§ **EXERCISE BRIEF**
Every line below should be repeated exactly.

§ **DATA PROVIDED**
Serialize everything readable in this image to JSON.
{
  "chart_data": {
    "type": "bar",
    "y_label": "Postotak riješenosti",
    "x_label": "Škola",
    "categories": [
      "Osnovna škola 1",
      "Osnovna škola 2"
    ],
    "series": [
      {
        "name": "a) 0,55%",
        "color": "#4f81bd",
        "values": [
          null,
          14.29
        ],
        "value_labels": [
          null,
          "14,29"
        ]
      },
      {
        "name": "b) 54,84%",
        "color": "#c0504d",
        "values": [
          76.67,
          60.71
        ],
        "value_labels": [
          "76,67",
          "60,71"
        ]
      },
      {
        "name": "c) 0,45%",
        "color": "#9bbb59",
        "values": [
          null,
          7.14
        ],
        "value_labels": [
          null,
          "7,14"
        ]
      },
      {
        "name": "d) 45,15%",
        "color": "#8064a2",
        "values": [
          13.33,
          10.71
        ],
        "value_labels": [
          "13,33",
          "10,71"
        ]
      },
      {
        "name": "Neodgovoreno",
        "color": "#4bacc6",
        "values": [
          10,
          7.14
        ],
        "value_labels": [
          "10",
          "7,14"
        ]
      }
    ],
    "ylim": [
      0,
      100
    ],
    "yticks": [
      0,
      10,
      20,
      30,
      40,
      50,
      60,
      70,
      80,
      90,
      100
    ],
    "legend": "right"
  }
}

§ **EXPECTED ANSWER**
Serialize everything readable in this image to JSON.
{
  "chart_data": {
    "type": "bar",
    "y_label": "Postotak riješenosti",
    "x_label": "Škola",
    "categories": [
      "Osnovna škola 1",
      "Osnovna škola 2"
    ],
    "series": [
      {
        "name": "a) 0,55%",
        "color": "#4f81bd",
        "values": [
          null,
          14.29
        ],
        "value_labels": [
          null,
          "14,29"
        ]
      },
      {
        "name": "b) 54,84%",
        "color": "#c0504d",
        "values": [
          76.67,
          60.71
        ],
        "value_labels": [
          "76,67",
          "60,71"
        ]
      },
      {
        "name": "c) 0,45%",
        "color": "#9bbb59",
        "values": [
          null,
          7.14
        ],
        "value_labels": [
          null,
          "7,14"
        ]
      },
      {
        "name": "d) 45,15%",
        "color": "#8064a2",
        "values": [
          13.33,
          10.71
        ],
        "value_labels": [
          "13,33",
          "10,71"
        ]
      },
      {
        "name": "Neodgovoreno",
        "color": "#4bacc6",
        "values": [
          10,
          7.14
        ],
        "value_labels": [
          "10",
          "7,14"
        ]
      }
    ],
    "ylim": [
      0,
      100
    ],
    "yticks": [
      0,
      10,
      20,
      30,
      40,
      50,
      60,
      70,
      80,
      90,
      100
    ],
    "legend": "right"
  }
}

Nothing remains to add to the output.